RECORD SET ::
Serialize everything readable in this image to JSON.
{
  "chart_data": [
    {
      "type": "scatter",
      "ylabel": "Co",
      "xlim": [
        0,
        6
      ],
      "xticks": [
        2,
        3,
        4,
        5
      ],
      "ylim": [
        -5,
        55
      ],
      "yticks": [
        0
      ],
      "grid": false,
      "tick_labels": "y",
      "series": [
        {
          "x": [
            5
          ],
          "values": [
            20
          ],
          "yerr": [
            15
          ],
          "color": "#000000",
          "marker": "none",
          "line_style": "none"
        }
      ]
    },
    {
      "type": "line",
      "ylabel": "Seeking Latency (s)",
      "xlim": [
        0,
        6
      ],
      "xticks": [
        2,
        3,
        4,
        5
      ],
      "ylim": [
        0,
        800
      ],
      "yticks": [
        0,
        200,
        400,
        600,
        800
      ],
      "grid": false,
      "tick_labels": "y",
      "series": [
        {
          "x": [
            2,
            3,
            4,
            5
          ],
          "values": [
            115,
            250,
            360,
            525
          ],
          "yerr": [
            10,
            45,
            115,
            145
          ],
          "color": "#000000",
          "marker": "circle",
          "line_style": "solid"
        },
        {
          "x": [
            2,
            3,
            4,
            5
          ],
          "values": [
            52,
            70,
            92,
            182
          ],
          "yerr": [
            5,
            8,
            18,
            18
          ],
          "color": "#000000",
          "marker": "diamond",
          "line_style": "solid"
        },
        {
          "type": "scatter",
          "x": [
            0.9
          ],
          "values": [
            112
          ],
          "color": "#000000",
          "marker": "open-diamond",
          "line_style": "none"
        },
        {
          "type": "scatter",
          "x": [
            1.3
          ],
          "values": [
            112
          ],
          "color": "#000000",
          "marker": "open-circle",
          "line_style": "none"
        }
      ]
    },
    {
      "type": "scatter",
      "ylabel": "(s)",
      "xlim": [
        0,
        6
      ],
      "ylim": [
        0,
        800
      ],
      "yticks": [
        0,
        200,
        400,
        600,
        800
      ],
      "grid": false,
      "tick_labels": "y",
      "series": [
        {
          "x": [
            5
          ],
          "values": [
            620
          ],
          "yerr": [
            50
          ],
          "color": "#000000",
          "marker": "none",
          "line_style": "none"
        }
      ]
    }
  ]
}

TASK BRIEF :: Type out the whole listing above again, exactly as it stands.

EXERCISE RESPONSE ::
Serialize everything readable in this image to JSON.
{
  "chart_data": [
    {
      "type": "scatter",
      "ylabel": "Co",
      "xlim": [
        0,
        6
      ],
      "xticks": [
        2,
        3,
        4,
        5
      ],
      "ylim": [
        -5,
        55
      ],
      "yticks": [
        0
      ],
      "grid": false,
      "tick_labels": "y",
      "series": [
        {
          "x": [
            5
          ],
          "values": [
            20
          ],
          "yerr": [
            15
          ],
          "color": "#000000",
          "marker": "none",
          "line_style": "none"
        }
      ]
    },
    {
      "type": "line",
      "ylabel": "Seeking Latency (s)",
      "xlim": [
        0,
        6
      ],
      "xticks": [
        2,
        3,
        4,
        5
      ],
      "ylim": [
        0,
        800
      ],
      "yticks": [
        0,
        200,
        400,
        600,
        800
      ],
      "grid": false,
      "tick_labels": "y",
      "series": [
        {
          "x": [
            2,
            3,
            4,
            5
          ],
          "values": [
            115,
            250,
            360,
            525
          ],
          "yerr": [
            10,
            45,
            115,
            145
          ],
          "color": "#000000",
          "marker": "circle",
          "line_style": "solid"
        },
        {
          "x": [
            2,
            3,
            4,
            5
          ],
          "values": [
            52,
            70,
            92,
            182
          ],
          "yerr": [
            5,
            8,
            18,
            18
          ],
          "color": "#000000",
          "marker": "diamond",
          "line_style": "solid"
        },
        {
          "type": "scatter",
          "x": [
            0.9
          ],
          "values": [
            112
          ],
          "color": "#000000",
          "marker": "open-diamond",
          "line_style": "none"
        },
        {
          "type": "scatter",
          "x": [
            1.3
          ],
          "values": [
            112
          ],
          "color": "#000000",
          "marker": "open-circle",
          "line_style": "none"
        }
      ]
    },
    {
      "type": "scatter",
      "ylabel": "(s)",
      "xlim": [
        0,
        6
      ],
      "ylim": [
        0,
        800
      ],
      "yticks": [
        0,
        200,
        400,
        600,
        800
      ],
      "grid": false,
      "tick_labels": "y",
      "series": [
        {
          "x": [
            5
          ],
          "values": [
            620
          ],
          "yerr": [
            50
          ],
          "color": "#000000",
          "marker": "none",
          "line_style": "none"
        }
      ]
    }
  ]
}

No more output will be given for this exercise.